> [Dokumen Sumber]:

■ ■ ■

Cak Wito, Pemain Ludruk Terakhir
Cak Wito adalah satu-satunya pemain ludruk profesional yang tersisa di Kota Malang. Teman-temannya sudah berpulang. Sejak 2000 sepi tanggapan ludruk, sementara tuntutan kebutuhan hidup tak pernah libur.
Di teras rumah di Sawojajar, Malang, sebuah mesin jahit tertutup tumpukan kain coklat. Terdengar deru sepeda motor yang kemudian berhenti di samping mesin jahit itu. Seorang kakek turun dari sepeda motor bersama cucunya.
“Ini baru pulang jemput cucu dari sekolah,” katanya ramah sembari mempersilakan tamunya duduk. Dia lalu meminta dibuatkan kopi dan duduk di kursi menghadap jalan. ”Ini singgasana saya,” ujarnya lalu terkekeh, Selasa (16/05/2023).
Dialah YP Suwito Herry Sasmito (73) alias Cak Wito, pemain ludruk. Ludruk sepi, hampir mati. Orang-orang lebih demen nonton Youtube atau Tiktok karena penampilnya lebih menggemaskan. Lalu Cak Wito sekarang sibuk apa? ”Ya, seperti ini, dapat borongan jahitan, disambi jemput cucu,” jawabnya.
Cak Wito adalah satu-satunya pemain ludruk profesional yang tersisa di Kota Malang. Teman-temannya sudah berpulang. Sejak 2000 sepi tanggapan ludruk, sementara tuntutan kebutuhan hidup tak pernah libur. Cak Wito menyadari dia hidup di dua alam, yakni alam imajinasi yang penuh idealisme dan alam nyata yang penuh pragmatisme. Di alam imajinasi, dia bisa menjadi siapa saja mulai dari sosok yang berkuasa sampai pembantu rumah tangga. Hanya sosok Sakerah yang tak pernah dia mainkan. ”Katanya saya tidak pantas karena badan saya kecil. Paling jadi Brodin.”
Sakerah adalah pahlawan sekaligus legenda dari tanah Madura, sementara Brodin merupakan keponakan Sakerah yang berkhianat.
Adapun di alam nyata, Cak Wito harus bertanggung jawab atas keberlangsungan hidup istri dan anak-anaknya. Maka ketika ludruk tak lagi mendatangkan cukup rezeki, ”Aku kursus bikin blangkon dan kursus menjahit,” ujarnya menjelaskan caranya bertahan hidup.
Dia tinggal bersama istri, anak, dan cucunya di Malang. Manggung pun sudah jarang. Cak Wito manggung terakhir pada November 2022 di Taman Krida Budaya Malang menggunakan nama Ludruk Tjap Djempol dengan lakon Lamaran. Pihak panitia meminta jumlah pemain dan pengrawit sebanyak 25 orang. Cak Wito jelas kesulitan karena regenerasi ludruk di Malang tidak berjalan dengan baik.

■ ■ ■

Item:
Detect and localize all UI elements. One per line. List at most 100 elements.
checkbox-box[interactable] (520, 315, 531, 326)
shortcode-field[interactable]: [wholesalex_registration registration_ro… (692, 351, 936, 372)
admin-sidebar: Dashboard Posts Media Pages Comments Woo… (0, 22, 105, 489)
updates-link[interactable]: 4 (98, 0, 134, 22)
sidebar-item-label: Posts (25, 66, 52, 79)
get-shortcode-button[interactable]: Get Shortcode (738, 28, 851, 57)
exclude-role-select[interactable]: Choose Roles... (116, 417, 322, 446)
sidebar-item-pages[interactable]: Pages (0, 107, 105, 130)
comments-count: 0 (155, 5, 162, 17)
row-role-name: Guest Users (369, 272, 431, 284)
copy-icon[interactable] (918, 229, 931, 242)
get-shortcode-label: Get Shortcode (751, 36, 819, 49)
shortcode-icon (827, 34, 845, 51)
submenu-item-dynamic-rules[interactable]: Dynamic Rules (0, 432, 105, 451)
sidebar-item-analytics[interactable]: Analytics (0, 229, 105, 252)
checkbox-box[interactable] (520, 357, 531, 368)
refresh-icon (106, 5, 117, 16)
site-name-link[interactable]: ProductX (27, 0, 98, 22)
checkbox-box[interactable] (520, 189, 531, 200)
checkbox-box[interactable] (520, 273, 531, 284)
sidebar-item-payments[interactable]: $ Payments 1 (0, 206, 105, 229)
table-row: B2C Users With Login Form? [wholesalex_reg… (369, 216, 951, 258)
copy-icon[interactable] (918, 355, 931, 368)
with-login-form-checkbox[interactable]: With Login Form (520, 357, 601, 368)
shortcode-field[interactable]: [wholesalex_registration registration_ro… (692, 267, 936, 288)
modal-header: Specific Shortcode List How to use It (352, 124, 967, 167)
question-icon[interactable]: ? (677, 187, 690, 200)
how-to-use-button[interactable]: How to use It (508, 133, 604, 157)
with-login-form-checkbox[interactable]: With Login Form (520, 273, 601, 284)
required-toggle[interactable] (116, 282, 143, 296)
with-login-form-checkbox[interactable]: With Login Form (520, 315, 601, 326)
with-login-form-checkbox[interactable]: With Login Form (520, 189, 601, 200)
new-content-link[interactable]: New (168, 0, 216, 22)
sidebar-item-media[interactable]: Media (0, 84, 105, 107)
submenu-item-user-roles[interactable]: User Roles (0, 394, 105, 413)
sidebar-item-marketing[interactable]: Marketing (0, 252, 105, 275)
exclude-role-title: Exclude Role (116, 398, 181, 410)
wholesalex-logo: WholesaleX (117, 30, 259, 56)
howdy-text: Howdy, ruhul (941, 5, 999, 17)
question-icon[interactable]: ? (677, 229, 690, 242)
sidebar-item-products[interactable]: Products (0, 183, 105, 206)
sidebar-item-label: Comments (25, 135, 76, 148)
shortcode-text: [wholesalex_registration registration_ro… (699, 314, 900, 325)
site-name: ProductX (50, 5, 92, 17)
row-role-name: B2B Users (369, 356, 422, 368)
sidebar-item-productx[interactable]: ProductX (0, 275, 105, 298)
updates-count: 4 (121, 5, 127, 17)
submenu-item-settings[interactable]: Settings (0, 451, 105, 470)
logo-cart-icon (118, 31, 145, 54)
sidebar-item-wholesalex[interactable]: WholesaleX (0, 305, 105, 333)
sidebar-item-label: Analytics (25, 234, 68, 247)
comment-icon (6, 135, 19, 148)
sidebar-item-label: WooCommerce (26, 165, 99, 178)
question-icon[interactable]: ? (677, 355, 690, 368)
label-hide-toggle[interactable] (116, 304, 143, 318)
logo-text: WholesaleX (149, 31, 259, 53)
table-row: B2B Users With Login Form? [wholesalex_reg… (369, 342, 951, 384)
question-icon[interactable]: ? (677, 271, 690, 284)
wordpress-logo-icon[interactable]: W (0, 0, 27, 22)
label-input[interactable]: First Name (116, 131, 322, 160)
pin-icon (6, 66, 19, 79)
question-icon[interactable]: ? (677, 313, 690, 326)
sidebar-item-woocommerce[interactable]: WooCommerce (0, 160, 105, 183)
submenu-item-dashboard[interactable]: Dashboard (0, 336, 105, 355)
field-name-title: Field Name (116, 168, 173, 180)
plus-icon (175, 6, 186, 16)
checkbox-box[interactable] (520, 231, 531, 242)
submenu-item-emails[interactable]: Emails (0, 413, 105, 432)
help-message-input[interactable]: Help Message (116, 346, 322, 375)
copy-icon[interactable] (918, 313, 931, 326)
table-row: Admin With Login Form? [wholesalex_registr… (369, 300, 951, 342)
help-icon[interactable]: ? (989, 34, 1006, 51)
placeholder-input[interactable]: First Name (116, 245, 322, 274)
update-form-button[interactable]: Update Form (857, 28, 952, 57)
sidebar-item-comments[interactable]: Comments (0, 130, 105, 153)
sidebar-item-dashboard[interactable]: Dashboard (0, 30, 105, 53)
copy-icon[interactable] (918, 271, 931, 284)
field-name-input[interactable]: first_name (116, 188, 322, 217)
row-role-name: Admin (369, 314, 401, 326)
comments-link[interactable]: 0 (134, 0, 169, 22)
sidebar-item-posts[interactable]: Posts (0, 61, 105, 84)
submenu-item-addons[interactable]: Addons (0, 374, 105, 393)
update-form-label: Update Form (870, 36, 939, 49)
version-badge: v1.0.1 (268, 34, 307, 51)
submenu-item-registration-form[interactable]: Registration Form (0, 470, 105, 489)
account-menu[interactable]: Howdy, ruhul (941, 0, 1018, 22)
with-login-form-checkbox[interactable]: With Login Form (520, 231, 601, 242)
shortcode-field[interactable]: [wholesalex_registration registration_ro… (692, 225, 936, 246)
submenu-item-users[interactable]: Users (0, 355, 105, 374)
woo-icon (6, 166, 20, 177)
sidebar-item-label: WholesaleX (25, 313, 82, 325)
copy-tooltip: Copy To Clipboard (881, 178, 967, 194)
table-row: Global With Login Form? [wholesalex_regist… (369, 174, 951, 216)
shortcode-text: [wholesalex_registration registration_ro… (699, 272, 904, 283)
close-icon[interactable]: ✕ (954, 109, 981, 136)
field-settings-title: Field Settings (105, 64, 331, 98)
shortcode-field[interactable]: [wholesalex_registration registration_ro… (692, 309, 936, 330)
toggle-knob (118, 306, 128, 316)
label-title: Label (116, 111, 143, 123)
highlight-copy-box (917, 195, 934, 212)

■ ■ ■

> [Tujuan Tugas]:
Bisakah Anda menulis ulang bagian artikel tentang Cak Wito, mulai dari kata-kata yang memuat "Cak Wito, Pemain Ludruk Terakhir" dan berhenti setelah "motor bersama cucunya.", dengan mengganti "mesin jahit" menjadi "mesin obras"? Item-item ini tidak ada hubungannya dengan artikel tentang Cak Wito.

> [Hasil Tugas]:
Cak Wito, Pemain Ludruk Terakhir
Cak Wito adalah satu-satunya pemain ludruk profesional yang tersisa di Kota Malang. Teman-temannya sudah berpulang. Sejak 2000 sepi tanggapan ludruk, sementara tuntutan kebutuhan hidup tak pernah libur.
Di teras rumah di Sawojajar, Malang, sebuah mesin obras tertutup tumpukan kain coklat. Terdengar deru sepeda motor yang kemudian berhenti di samping mesin obras itu. Seorang kakek turun dari sepeda motor bersama cucunya.